- _Problem to work on_:
Find the lines holding the word "screenshot" and collect them.

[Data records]
▼

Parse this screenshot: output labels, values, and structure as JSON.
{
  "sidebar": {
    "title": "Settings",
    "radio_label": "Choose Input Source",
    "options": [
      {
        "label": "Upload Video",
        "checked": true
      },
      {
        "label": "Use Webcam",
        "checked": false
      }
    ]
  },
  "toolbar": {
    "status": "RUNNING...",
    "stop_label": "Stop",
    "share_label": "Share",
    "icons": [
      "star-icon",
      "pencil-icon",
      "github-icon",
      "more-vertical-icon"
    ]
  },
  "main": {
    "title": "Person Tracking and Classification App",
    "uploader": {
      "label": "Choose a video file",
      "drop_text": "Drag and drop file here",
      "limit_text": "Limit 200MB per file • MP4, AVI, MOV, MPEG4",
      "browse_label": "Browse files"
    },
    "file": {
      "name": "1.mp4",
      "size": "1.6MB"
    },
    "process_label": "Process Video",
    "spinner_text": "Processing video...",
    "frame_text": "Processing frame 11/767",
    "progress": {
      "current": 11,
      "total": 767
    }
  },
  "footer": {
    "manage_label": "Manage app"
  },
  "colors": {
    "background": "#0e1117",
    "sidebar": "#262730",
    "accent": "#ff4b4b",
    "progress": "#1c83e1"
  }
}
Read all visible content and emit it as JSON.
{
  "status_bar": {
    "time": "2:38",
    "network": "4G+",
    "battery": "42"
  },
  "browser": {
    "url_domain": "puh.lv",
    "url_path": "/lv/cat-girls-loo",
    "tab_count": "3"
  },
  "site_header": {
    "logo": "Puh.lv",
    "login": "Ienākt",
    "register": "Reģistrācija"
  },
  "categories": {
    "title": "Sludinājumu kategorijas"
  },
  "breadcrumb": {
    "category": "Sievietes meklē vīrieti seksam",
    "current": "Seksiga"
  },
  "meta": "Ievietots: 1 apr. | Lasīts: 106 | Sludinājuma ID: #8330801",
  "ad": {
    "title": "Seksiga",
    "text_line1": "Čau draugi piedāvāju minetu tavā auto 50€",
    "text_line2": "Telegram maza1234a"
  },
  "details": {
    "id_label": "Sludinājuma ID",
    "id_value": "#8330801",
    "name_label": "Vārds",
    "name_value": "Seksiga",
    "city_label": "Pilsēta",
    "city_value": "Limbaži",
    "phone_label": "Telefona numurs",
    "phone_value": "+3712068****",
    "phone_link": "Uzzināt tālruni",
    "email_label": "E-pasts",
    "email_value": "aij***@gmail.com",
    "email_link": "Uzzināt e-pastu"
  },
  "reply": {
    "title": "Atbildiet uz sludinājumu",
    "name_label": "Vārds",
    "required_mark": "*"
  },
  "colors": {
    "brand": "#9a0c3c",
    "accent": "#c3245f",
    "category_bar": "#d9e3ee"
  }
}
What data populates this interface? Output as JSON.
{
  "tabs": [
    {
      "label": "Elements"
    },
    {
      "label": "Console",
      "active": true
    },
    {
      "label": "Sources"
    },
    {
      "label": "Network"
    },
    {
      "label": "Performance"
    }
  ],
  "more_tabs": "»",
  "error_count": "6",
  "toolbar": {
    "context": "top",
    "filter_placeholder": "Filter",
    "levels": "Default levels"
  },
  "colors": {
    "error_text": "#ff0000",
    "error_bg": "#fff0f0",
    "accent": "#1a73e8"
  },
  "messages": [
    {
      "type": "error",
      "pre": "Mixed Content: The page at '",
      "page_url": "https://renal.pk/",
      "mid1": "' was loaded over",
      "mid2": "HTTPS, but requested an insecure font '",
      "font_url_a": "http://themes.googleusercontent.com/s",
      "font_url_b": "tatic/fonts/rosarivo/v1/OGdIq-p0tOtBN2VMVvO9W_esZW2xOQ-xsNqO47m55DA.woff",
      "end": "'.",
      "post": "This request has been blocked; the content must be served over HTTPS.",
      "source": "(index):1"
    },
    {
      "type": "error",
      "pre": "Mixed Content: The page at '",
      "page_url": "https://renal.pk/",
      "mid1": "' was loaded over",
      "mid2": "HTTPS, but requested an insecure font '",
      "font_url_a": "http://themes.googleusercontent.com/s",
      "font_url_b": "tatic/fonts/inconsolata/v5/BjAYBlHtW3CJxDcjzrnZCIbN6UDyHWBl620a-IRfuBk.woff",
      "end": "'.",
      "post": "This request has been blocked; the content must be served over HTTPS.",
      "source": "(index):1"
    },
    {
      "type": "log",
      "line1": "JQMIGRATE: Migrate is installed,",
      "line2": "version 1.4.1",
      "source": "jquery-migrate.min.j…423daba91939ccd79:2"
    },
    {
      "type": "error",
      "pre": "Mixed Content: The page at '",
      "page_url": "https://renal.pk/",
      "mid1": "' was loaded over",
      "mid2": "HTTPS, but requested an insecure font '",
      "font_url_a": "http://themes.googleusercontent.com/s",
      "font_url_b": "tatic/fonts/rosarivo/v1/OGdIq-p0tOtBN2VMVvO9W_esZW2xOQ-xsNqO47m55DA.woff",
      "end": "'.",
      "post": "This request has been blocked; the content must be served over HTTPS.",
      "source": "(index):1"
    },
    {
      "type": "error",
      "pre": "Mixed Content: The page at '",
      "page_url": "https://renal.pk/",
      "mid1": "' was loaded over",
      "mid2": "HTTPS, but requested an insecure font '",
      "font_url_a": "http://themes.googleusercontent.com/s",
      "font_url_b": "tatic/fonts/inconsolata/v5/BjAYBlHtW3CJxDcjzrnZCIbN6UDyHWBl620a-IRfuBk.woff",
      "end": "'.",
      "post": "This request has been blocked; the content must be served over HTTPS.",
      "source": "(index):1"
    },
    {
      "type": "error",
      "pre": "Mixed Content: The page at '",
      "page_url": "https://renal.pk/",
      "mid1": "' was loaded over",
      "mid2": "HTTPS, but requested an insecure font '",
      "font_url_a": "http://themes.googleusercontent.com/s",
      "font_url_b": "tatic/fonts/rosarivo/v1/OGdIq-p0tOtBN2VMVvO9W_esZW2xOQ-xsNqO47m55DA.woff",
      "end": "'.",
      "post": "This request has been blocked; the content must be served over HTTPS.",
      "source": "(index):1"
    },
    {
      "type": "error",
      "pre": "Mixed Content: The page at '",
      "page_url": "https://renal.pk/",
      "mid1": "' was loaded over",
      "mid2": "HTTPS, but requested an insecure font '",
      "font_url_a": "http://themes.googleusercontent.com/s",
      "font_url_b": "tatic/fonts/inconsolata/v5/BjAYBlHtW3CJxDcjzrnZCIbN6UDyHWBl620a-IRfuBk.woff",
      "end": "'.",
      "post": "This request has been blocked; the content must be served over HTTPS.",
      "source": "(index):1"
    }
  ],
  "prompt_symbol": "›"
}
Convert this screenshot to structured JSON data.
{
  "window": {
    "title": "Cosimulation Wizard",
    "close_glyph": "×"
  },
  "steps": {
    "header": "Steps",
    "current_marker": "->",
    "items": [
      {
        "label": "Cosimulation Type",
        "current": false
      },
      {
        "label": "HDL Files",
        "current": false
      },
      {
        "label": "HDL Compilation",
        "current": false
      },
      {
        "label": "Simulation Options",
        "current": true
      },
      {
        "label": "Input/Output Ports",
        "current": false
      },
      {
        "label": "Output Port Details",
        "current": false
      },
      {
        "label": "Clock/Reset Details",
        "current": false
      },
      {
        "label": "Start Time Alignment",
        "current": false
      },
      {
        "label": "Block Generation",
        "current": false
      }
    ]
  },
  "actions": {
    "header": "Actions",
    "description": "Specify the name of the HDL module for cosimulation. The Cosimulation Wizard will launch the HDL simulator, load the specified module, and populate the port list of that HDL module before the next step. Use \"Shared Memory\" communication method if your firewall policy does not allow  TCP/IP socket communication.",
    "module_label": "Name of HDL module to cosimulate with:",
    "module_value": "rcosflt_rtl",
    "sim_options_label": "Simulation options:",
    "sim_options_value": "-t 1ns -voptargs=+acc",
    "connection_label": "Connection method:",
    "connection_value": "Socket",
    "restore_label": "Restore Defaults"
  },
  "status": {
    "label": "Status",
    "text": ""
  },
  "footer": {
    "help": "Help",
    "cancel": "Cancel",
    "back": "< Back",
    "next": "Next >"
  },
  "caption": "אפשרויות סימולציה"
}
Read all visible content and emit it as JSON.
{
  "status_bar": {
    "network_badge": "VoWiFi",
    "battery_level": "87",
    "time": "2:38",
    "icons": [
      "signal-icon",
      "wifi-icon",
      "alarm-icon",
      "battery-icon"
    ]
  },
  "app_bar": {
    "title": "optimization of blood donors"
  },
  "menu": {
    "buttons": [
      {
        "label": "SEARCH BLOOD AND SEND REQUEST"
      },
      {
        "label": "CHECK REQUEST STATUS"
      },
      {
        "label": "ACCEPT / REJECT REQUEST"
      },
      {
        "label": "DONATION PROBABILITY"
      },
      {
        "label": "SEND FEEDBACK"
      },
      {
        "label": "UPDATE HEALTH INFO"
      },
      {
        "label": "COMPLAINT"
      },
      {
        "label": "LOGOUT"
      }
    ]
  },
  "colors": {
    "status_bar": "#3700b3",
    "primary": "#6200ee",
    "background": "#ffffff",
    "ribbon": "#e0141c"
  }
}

▲

- _Response_:
Parse this screenshot: output labels, values, and structure as JSON.
Convert this screenshot to structured JSON data.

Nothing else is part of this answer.